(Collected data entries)
------------------------------------------------

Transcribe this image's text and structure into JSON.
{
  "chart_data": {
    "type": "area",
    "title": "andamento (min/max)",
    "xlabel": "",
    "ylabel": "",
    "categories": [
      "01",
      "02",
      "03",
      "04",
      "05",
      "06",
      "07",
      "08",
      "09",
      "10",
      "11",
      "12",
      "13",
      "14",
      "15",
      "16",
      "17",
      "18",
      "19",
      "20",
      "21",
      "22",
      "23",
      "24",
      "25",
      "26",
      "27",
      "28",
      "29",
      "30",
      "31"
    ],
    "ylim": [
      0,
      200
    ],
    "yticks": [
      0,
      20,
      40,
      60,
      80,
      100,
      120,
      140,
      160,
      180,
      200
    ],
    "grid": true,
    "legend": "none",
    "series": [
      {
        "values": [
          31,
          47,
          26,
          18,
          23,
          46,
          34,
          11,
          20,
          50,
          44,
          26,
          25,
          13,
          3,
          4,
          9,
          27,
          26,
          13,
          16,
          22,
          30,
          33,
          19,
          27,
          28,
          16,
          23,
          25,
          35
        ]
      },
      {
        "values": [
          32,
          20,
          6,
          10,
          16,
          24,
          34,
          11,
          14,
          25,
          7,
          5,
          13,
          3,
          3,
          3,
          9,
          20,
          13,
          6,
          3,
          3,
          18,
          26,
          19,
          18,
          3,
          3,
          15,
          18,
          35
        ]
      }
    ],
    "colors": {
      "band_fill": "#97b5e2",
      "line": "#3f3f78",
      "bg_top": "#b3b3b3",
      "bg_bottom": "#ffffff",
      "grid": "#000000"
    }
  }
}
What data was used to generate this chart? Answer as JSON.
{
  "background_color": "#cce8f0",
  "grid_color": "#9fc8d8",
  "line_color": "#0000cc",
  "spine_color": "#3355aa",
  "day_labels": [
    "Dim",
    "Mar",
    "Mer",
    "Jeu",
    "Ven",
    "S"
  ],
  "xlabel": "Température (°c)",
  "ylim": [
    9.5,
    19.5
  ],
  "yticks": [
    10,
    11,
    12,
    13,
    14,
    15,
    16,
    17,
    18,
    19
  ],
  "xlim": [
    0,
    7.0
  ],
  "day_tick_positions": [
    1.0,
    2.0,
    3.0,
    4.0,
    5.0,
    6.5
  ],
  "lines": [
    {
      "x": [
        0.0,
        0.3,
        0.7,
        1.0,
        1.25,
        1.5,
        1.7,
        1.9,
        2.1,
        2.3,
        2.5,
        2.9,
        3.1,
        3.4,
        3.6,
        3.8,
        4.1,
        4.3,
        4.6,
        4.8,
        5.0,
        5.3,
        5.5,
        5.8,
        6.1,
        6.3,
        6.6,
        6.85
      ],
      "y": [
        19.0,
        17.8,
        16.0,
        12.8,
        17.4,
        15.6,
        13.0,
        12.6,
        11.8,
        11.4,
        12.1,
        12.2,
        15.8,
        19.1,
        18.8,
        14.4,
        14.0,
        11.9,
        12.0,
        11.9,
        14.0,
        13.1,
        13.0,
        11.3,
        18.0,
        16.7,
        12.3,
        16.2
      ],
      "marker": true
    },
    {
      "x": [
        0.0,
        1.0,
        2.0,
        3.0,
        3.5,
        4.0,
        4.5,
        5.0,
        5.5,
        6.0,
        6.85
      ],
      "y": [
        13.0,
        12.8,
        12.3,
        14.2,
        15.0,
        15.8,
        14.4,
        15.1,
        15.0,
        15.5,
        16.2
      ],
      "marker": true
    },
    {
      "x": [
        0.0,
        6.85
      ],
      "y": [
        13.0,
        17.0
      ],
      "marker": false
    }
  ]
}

------------------------------------------------

> **Written problem**
Every line above should be retyped exactly as given.

> **Written solution**
Transcribe this image's text and structure into JSON.
{
  "chart_data": {
    "type": "area",
    "title": "andamento (min/max)",
    "xlabel": "",
    "ylabel": "",
    "categories": [
      "01",
      "02",
      "03",
      "04",
      "05",
      "06",
      "07",
      "08",
      "09",
      "10",
      "11",
      "12",
      "13",
      "14",
      "15",
      "16",
      "17",
      "18",
      "19",
      "20",
      "21",
      "22",
      "23",
      "24",
      "25",
      "26",
      "27",
      "28",
      "29",
      "30",
      "31"
    ],
    "ylim": [
      0,
      200
    ],
    "yticks": [
      0,
      20,
      40,
      60,
      80,
      100,
      120,
      140,
      160,
      180,
      200
    ],
    "grid": true,
    "legend": "none",
    "series": [
      {
        "values": [
          31,
          47,
          26,
          18,
          23,
          46,
          34,
          11,
          20,
          50,
          44,
          26,
          25,
          13,
          3,
          4,
          9,
          27,
          26,
          13,
          16,
          22,
          30,
          33,
          19,
          27,
          28,
          16,
          23,
          25,
          35
        ]
      },
      {
        "values": [
          32,
          20,
          6,
          10,
          16,
          24,
          34,
          11,
          14,
          25,
          7,
          5,
          13,
          3,
          3,
          3,
          9,
          20,
          13,
          6,
          3,
          3,
          18,
          26,
          19,
          18,
          3,
          3,
          15,
          18,
          35
        ]
      }
    ],
    "colors": {
      "band_fill": "#97b5e2",
      "line": "#3f3f78",
      "bg_top": "#b3b3b3",
      "bg_bottom": "#ffffff",
      "grid": "#000000"
    }
  }
}
What data was used to generate this chart? Answer as JSON.
{
  "background_color": "#cce8f0",
  "grid_color": "#9fc8d8",
  "line_color": "#0000cc",
  "spine_color": "#3355aa",
  "day_labels": [
    "Dim",
    "Mar",
    "Mer",
    "Jeu",
    "Ven",
    "S"
  ],
  "xlabel": "Température (°c)",
  "ylim": [
    9.5,
    19.5
  ],
  "yticks": [
    10,
    11,
    12,
    13,
    14,
    15,
    16,
    17,
    18,
    19
  ],
  "xlim": [
    0,
    7.0
  ],
  "day_tick_positions": [
    1.0,
    2.0,
    3.0,
    4.0,
    5.0,
    6.5
  ],
  "lines": [
    {
      "x": [
        0.0,
        0.3,
        0.7,
        1.0,
        1.25,
        1.5,
        1.7,
        1.9,
        2.1,
        2.3,
        2.5,
        2.9,
        3.1,
        3.4,
        3.6,
        3.8,
        4.1,
        4.3,
        4.6,
        4.8,
        5.0,
        5.3,
        5.5,
        5.8,
        6.1,
        6.3,
        6.6,
        6.85
      ],
      "y": [
        19.0,
        17.8,
        16.0,
        12.8,
        17.4,
        15.6,
        13.0,
        12.6,
        11.8,
        11.4,
        12.1,
        12.2,
        15.8,
        19.1,
        18.8,
        14.4,
        14.0,
        11.9,
        12.0,
        11.9,
        14.0,
        13.1,
        13.0,
        11.3,
        18.0,
        16.7,
        12.3,
        16.2
      ],
      "marker": true
    },
    {
      "x": [
        0.0,
        1.0,
        2.0,
        3.0,
        3.5,
        4.0,
        4.5,
        5.0,
        5.5,
        6.0,
        6.85
      ],
      "y": [
        13.0,
        12.8,
        12.3,
        14.2,
        15.0,
        15.8,
        14.4,
        15.1,
        15.0,
        15.5,
        16.2
      ],
      "marker": true
    },
    {
      "x": [
        0.0,
        6.85
      ],
      "y": [
        13.0,
        17.0
      ],
      "marker": false
    }
  ]
}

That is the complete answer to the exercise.